◆ Instruction ◆
Type out every line below exactly as it reads.

◆ Dataset items ◆
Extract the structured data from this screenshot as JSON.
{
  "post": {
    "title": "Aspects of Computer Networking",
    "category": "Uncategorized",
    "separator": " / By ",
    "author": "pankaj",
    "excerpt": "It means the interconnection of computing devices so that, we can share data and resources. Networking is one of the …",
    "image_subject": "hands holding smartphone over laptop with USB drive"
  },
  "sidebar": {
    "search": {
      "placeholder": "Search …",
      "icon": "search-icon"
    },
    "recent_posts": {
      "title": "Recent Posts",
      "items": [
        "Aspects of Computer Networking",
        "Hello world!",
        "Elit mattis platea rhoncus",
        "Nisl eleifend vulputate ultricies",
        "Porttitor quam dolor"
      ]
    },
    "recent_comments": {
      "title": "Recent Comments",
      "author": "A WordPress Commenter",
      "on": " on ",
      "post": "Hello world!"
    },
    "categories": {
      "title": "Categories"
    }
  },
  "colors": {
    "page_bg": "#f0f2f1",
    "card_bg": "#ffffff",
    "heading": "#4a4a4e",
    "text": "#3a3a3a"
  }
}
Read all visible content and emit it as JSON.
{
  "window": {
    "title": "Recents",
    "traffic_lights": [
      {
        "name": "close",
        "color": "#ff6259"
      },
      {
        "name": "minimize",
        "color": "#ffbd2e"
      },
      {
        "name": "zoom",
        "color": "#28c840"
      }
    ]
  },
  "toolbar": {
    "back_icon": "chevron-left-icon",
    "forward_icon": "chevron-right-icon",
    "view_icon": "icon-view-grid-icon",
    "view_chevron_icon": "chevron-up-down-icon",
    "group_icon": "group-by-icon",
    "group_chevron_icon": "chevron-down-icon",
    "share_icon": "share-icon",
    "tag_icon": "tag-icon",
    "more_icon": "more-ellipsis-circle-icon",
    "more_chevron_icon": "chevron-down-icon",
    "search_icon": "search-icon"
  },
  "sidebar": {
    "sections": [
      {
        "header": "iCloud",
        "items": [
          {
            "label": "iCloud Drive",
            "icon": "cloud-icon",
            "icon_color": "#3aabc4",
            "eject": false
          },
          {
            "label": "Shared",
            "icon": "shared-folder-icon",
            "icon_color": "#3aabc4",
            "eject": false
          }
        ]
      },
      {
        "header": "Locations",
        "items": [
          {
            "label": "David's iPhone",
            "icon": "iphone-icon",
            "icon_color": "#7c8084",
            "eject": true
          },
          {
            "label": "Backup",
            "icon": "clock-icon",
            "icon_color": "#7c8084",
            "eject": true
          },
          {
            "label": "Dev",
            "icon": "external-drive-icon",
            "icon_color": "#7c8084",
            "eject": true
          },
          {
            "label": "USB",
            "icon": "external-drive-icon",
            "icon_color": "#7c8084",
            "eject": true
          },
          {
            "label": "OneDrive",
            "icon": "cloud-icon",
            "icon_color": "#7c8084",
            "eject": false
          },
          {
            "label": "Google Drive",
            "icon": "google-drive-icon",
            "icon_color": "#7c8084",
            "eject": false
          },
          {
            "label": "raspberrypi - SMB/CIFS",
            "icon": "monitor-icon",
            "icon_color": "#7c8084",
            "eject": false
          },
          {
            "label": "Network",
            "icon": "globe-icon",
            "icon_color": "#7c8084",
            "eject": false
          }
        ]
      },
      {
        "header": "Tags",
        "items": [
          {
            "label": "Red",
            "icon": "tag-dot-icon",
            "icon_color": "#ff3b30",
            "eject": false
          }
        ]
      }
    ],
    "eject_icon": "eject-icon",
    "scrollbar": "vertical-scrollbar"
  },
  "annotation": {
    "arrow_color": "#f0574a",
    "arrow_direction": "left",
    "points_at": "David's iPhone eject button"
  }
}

◆ Solution for this problem ◆
Extract the structured data from this screenshot as JSON.
{
  "post": {
    "title": "Aspects of Computer Networking",
    "category": "Uncategorized",
    "separator": " / By ",
    "author": "pankaj",
    "excerpt": "It means the interconnection of computing devices so that, we can share data and resources. Networking is one of the …",
    "image_subject": "hands holding smartphone over laptop with USB drive"
  },
  "sidebar": {
    "search": {
      "placeholder": "Search …",
      "icon": "search-icon"
    },
    "recent_posts": {
      "title": "Recent Posts",
      "items": [
        "Aspects of Computer Networking",
        "Hello world!",
        "Elit mattis platea rhoncus",
        "Nisl eleifend vulputate ultricies",
        "Porttitor quam dolor"
      ]
    },
    "recent_comments": {
      "title": "Recent Comments",
      "author": "A WordPress Commenter",
      "on": " on ",
      "post": "Hello world!"
    },
    "categories": {
      "title": "Categories"
    }
  },
  "colors": {
    "page_bg": "#f0f2f1",
    "card_bg": "#ffffff",
    "heading": "#4a4a4e",
    "text": "#3a3a3a"
  }
}
Read all visible content and emit it as JSON.
{
  "window": {
    "title": "Recents",
    "traffic_lights": [
      {
        "name": "close",
        "color": "#ff6259"
      },
      {
        "name": "minimize",
        "color": "#ffbd2e"
      },
      {
        "name": "zoom",
        "color": "#28c840"
      }
    ]
  },
  "toolbar": {
    "back_icon": "chevron-left-icon",
    "forward_icon": "chevron-right-icon",
    "view_icon": "icon-view-grid-icon",
    "view_chevron_icon": "chevron-up-down-icon",
    "group_icon": "group-by-icon",
    "group_chevron_icon": "chevron-down-icon",
    "share_icon": "share-icon",
    "tag_icon": "tag-icon",
    "more_icon": "more-ellipsis-circle-icon",
    "more_chevron_icon": "chevron-down-icon",
    "search_icon": "search-icon"
  },
  "sidebar": {
    "sections": [
      {
        "header": "iCloud",
        "items": [
          {
            "label": "iCloud Drive",
            "icon": "cloud-icon",
            "icon_color": "#3aabc4",
            "eject": false
          },
          {
            "label": "Shared",
            "icon": "shared-folder-icon",
            "icon_color": "#3aabc4",
            "eject": false
          }
        ]
      },
      {
        "header": "Locations",
        "items": [
          {
            "label": "David's iPhone",
            "icon": "iphone-icon",
            "icon_color": "#7c8084",
            "eject": true
          },
          {
            "label": "Backup",
            "icon": "clock-icon",
            "icon_color": "#7c8084",
            "eject": true
          },
          {
            "label": "Dev",
            "icon": "external-drive-icon",
            "icon_color": "#7c8084",
            "eject": true
          },
          {
            "label": "USB",
            "icon": "external-drive-icon",
            "icon_color": "#7c8084",
            "eject": true
          },
          {
            "label": "OneDrive",
            "icon": "cloud-icon",
            "icon_color": "#7c8084",
            "eject": false
          },
          {
            "label": "Google Drive",
            "icon": "google-drive-icon",
            "icon_color": "#7c8084",
            "eject": false
          },
          {
            "label": "raspberrypi - SMB/CIFS",
            "icon": "monitor-icon",
            "icon_color": "#7c8084",
            "eject": false
          },
          {
            "label": "Network",
            "icon": "globe-icon",
            "icon_color": "#7c8084",
            "eject": false
          }
        ]
      },
      {
        "header": "Tags",
        "items": [
          {
            "label": "Red",
            "icon": "tag-dot-icon",
            "icon_color": "#ff3b30",
            "eject": false
          }
        ]
      }
    ],
    "eject_icon": "eject-icon",
    "scrollbar": "vertical-scrollbar"
  },
  "annotation": {
    "arrow_color": "#f0574a",
    "arrow_direction": "left",
    "points_at": "David's iPhone eject button"
  }
}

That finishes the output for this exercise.